### To be done
Reading down the listing below, count the lines where the word "grande" shows up, then give only that count.

### Supplied information
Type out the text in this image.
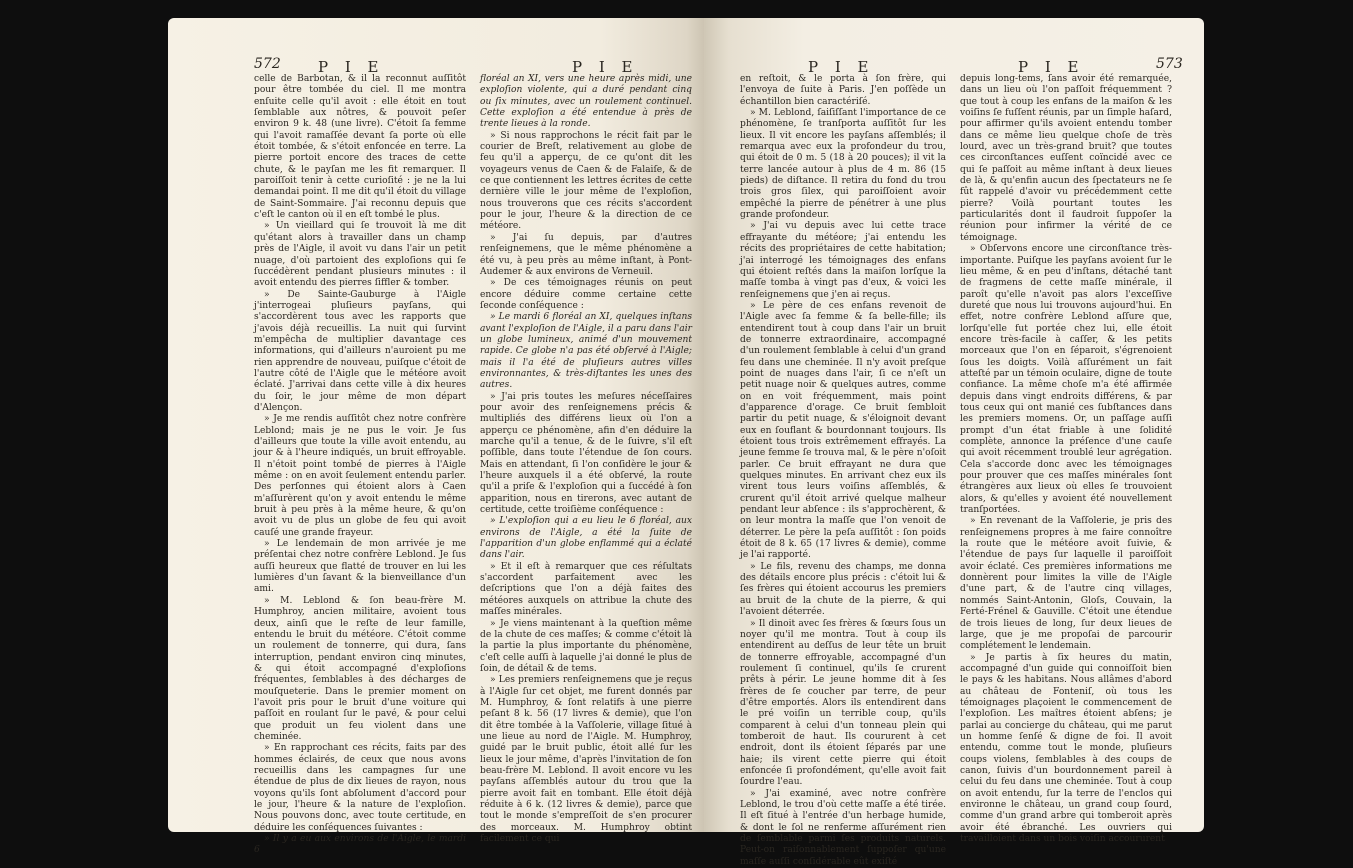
572 P I E	P I E

celle de Barbotan, & il la reconnut auſſitôt pour être tombée du ciel. Il me montra enſuite celle qu'il avoit : elle étoit en tout ſemblable aux nôtres, & pouvoit peſer environ 9 k. 48 (une livre). C'étoit ſa femme qui l'avoit ramaſſée devant ſa porte où elle étoit tombée, & s'étoit enfoncée en terre. La pierre portoit encore des traces de cette chute, & le payſan me les fit remarquer. Il paroiſſoit tenir à cette curioſité : je ne la lui demandai point. Il me dit qu'il étoit du village de Saint-Sommaire. J'ai reconnu depuis que c'eſt le canton où il en eſt tombé le plus.

» Un vieillard qui ſe trouvoit là me dit qu'étant alors à travailler dans un champ près de l'Aigle, il avoit vu dans l'air un petit nuage, d'où partoient des exploſions qui ſe ſuccédèrent pendant plusieurs minutes : il avoit entendu des pierres ſiffler & tomber.

» De Sainte-Gauburge à l'Aigle j'interrogeai pluſieurs payſans, qui s'accordèrent tous avec les rapports que j'avois déjà recueillis. La nuit qui ſurvint m'empêcha de multiplier davantage ces informations, qui d'ailleurs n'auroient pu me rien apprendre de nouveau, puiſque c'étoit de l'autre côté de l'Aigle que le météore avoit éclaté. J'arrivai dans cette ville à dix heures du ſoir, le jour même de mon départ d'Alençon.

» Je me rendis auſſitôt chez notre confrère Leblond; mais je ne pus le voir. Je ſus d'ailleurs que toute la ville avoit entendu, au jour & à l'heure indiqués, un bruit effroyable. Il n'étoit point tombé de pierres à l'Aigle même : on en avoit ſeulement entendu parler. Des perſonnes qui étoient alors à Caen m'aſſurèrent qu'on y avoit entendu le même bruit à peu près à la même heure, & qu'on avoit vu de plus un globe de feu qui avoit cauſé une grande frayeur.

» Le lendemain de mon arrivée je me préſentai chez notre confrère Leblond. Je ſus auſſi heureux que flatté de trouver en lui les lumières d'un ſavant & la bienveillance d'un ami.

» M. Leblond & ſon beau-frère M. Humphroy, ancien militaire, avoient tous deux, ainſi que le reſte de leur famille, entendu le bruit du météore. C'étoit comme un roulement de tonnerre, qui dura, ſans interruption, pendant environ cinq minutes, & qui étoit accompagné d'exploſions fréquentes, ſemblables à des décharges de mouſqueterie. Dans le premier moment on l'avoit pris pour le bruit d'une voiture qui paſſoit en roulant ſur le pavé, & pour celui que produit un feu violent dans une cheminée.

» En rapprochant ces récits, faits par des hommes éclairés, de ceux que nous avons recueillis dans les campagnes ſur une étendue de plus de dix lieues de rayon, nous voyons qu'ils ſont abſolument d'accord pour le jour, l'heure & la nature de l'exploſion. Nous pouvons donc, avec toute certitude, en déduire les conſéquences ſuivantes :

» Il y a eu aux environs de l'Aigle, le mardi 6

floréal an XI, vers une heure après midi, une exploſion violente, qui a duré pendant cinq ou ſix minutes, avec un roulement continuel. Cette exploſion a été entendue à près de trente lieues à la ronde.

» Si nous rapprochons le récit fait par le courier de Breſt, relativement au globe de feu qu'il a apperçu, de ce qu'ont dit les voyageurs venus de Caen & de Falaiſe, & de ce que contiennent les lettres écrites de cette dernière ville le jour même de l'exploſion, nous trouverons que ces récits s'accordent pour le jour, l'heure & la direction de ce météore.

» J'ai ſu depuis, par d'autres renſeignemens, que le même phénomène a été vu, à peu près au même inſtant, à Pont-Audemer & aux environs de Verneuil.

» De ces témoignages réunis on peut encore déduire comme certaine cette ſeconde conſéquence :

» Le mardi 6 floréal an XI, quelques inſtans avant l'exploſion de l'Aigle, il a paru dans l'air un globe lumineux, animé d'un mouvement rapide. Ce globe n'a pas été obſervé à l'Aigle; mais il l'a été de pluſieurs autres villes environnantes, & très-diſtantes les unes des autres.

» J'ai pris toutes les meſures néceſſaires pour avoir des renſeignemens précis & multipliés des différens lieux où l'on a apperçu ce phénomène, afin d'en déduire la marche qu'il a tenue, & de le ſuivre, s'il eſt poſſible, dans toute l'étendue de ſon cours. Mais en attendant, ſi l'on conſidère le jour & l'heure auxquels il a été obſervé, la route qu'il a priſe & l'exploſion qui a ſuccédé à ſon apparition, nous en tirerons, avec autant de certitude, cette troiſième conſéquence :

» L'exploſion qui a eu lieu le 6 floréal, aux environs de l'Aigle, a été la ſuite de l'apparition d'un globe enflammé qui a éclaté dans l'air.

» Et il eſt à remarquer que ces réſultats s'accordent parfaitement avec les deſcriptions que l'on a déjà faites des météores auxquels on attribue la chute des maſſes minérales.

» Je viens maintenant à la queſtion même de la chute de ces maſſes; & comme c'étoit là la partie la plus importante du phénomène, c'eſt celle auſſi à laquelle j'ai donné le plus de ſoin, de détail & de tems.

» Les premiers renſeignemens que je reçus à l'Aigle ſur cet objet, me furent donnés par M. Humphroy, & ſont relatifs à une pierre peſant 8 k. 56 (17 livres & demie), que l'on dit être tombée à la Vaſſolerie, village ſitué à une lieue au nord de l'Aigle. M. Humphroy, guidé par le bruit public, étoit allé ſur les lieux le jour même, d'après l'invitation de ſon beau-frère M. Leblond. Il avoit encore vu les payſans aſſemblés autour du trou que la pierre avoit fait en tombant. Elle étoit déjà réduite à 6 k. (12 livres & demie), parce que tout le monde s'empreſſoit de s'en procurer des morceaux. M. Humphroy obtint facilement ce qui

P I E	P I E	573

en reſtoit, & le porta à ſon frère, qui l'envoya de ſuite à Paris. J'en poſſède un échantillon bien caractériſé.

» M. Leblond, ſaiſiſſant l'importance de ce phénomène, ſe tranſporta auſſitôt ſur les lieux. Il vit encore les payſans aſſemblés; il remarqua avec eux la profondeur du trou, qui étoit de 0 m. 5 (18 à 20 pouces); il vit la terre lancée autour à plus de 4 m. 86 (15 pieds) de diſtance. Il retira du fond du trou trois gros ſilex, qui paroiſſoient avoir empêché la pierre de pénétrer à une plus grande profondeur.

» J'ai vu depuis avec lui cette trace effrayante du météore; j'ai entendu les récits des propriétaires de cette habitation; j'ai interrogé les témoignages des enfans qui étoient reſtés dans la maiſon lorſque la maſſe tomba à vingt pas d'eux, & voici les renſeignemens que j'en ai reçus.

» Le père de ces enfans revenoit de l'Aigle avec ſa femme & ſa belle-fille; ils entendirent tout à coup dans l'air un bruit de tonnerre extraordinaire, accompagné d'un roulement ſemblable à celui d'un grand feu dans une cheminée. Il n'y avoit preſque point de nuages dans l'air, ſi ce n'eſt un petit nuage noir & quelques autres, comme on en voit fréquemment, mais point d'apparence d'orage. Ce bruit ſembloit partir du petit nuage, & s'éloignoit devant eux en ſouflant & bourdonnant toujours. Ils étoient tous trois extrêmement effrayés. La jeune femme ſe trouva mal, & le père n'oſoit parler. Ce bruit effrayant ne dura que quelques minutes. En arrivant chez eux ils virent tous leurs voiſins aſſemblés, & crurent qu'il étoit arrivé quelque malheur pendant leur abſence : ils s'approchèrent, & on leur montra la maſſe que l'on venoit de déterrer. Le père la peſa auſſitôt : ſon poids étoit de 8 k. 65 (17 livres & demie), comme je l'ai rapporté.

» Le fils, revenu des champs, me donna des détails encore plus précis : c'étoit lui & ſes frères qui étoient accourus les premiers au bruit de la chute de la pierre, & qui l'avoient déterrée.

» Il dinoit avec ſes frères & ſœurs ſous un noyer qu'il me montra. Tout à coup ils entendirent au deſſus de leur tête un bruit de tonnerre effroyable, accompagné d'un roulement ſi continuel, qu'ils ſe crurent prêts à périr. Le jeune homme dit à ſes frères de ſe coucher par terre, de peur d'être emportés. Alors ils entendirent dans le pré voiſin un terrible coup, qu'ils comparent à celui d'un tonneau plein qui tomberoit de haut. Ils coururent à cet endroit, dont ils étoient ſéparés par une haie; ils virent cette pierre qui étoit enfoncée ſi profondément, qu'elle avoit fait ſourdre l'eau.

» J'ai examiné, avec notre confrère Leblond, le trou d'où cette maſſe a été tirée. Il eſt ſitué à l'entrée d'un herbage humide, & dont le ſol ne renferme aſſurément rien de ſemblable parmi ſes produits naturels. Peut-on raiſonnablement ſuppoſer qu'une maſſe auſſi conſidérable eût exiſté

depuis long-tems, ſans avoir été remarquée, dans un lieu où l'on paſſoit fréquemment ? que tout à coup les enfans de la maiſon & les voiſins ſe fuſſent réunis, par un ſimple haſard, pour affirmer qu'ils avoient entendu tomber dans ce même lieu quelque choſe de très lourd, avec un très-grand bruit? que toutes ces circonſtances euſſent coïncidé avec ce qui ſe paſſoit au même inſtant à deux lieues de là, & qu'enfin aucun des ſpectateurs ne ſe fût rappelé d'avoir vu précédemment cette pierre? Voilà pourtant toutes les particularités dont il faudroit ſuppoſer la réunion pour infirmer la vérité de ce témoignage.

» Obſervons encore une circonſtance très-importante. Puiſque les payſans avoient ſur le lieu même, & en peu d'inſtans, détaché tant de fragmens de cette maſſe minérale, il paroît qu'elle n'avoit pas alors l'exceſſive dureté que nous lui trouvons aujourd'hui. En effet, notre confrère Leblond aſſure que, lorſqu'elle fut portée chez lui, elle étoit encore très-facile à caſſer, & les petits morceaux que l'on en ſéparoit, s'égrenoient ſous les doigts. Voilà aſſurément un fait atteſté par un témoin oculaire, digne de toute confiance. La même choſe m'a été affirmée depuis dans vingt endroits différens, & par tous ceux qui ont manié ces ſubſtances dans les premiers momens. Or, un paſſage auſſi prompt d'un état friable à une ſolidité complète, annonce la préſence d'une cauſe qui avoit récemment troublé leur agrégation. Cela s'accorde donc avec les témoignages pour prouver que ces maſſes minérales ſont étrangères aux lieux où elles ſe trouvoient alors, & qu'elles y avoient été nouvellement tranſportées.

» En revenant de la Vaſſolerie, je pris des renſeignemens propres à me faire connoître la route que le météore avoit ſuivie, & l'étendue de pays ſur laquelle il paroiſſoit avoir éclaté. Ces premières informations me donnèrent pour limites la ville de l'Aigle d'une part, & de l'autre cinq villages, nommés Saint-Antonin, Gloſs, Couvain, la Ferté-Frénel & Gauville. C'étoit une étendue de trois lieues de long, ſur deux lieues de large, que je me propoſai de parcourir complétement le lendemain.

» Je partis à ſix heures du matin, accompagné d'un guide qui connoiſſoit bien le pays & les habitans. Nous allâmes d'abord au château de Fonteniſ, où tous les témoignages plaçoient le commencement de l'exploſion. Les maîtres étoient abſens; je parlai au concierge du château, qui me parut un homme ſenſé & digne de foi. Il avoit entendu, comme tout le monde, pluſieurs coups violens, ſemblables à des coups de canon, ſuivis d'un bourdonnement pareil à celui du feu dans une cheminée. Tout à coup on avoit entendu, ſur la terre de l'enclos qui environne le château, un grand coup ſourd, comme d'un grand arbre qui tomberoit après avoir été ébranché. Les ouvriers qui travailloient dans un bois voiſin accoururent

### Reply to the task
2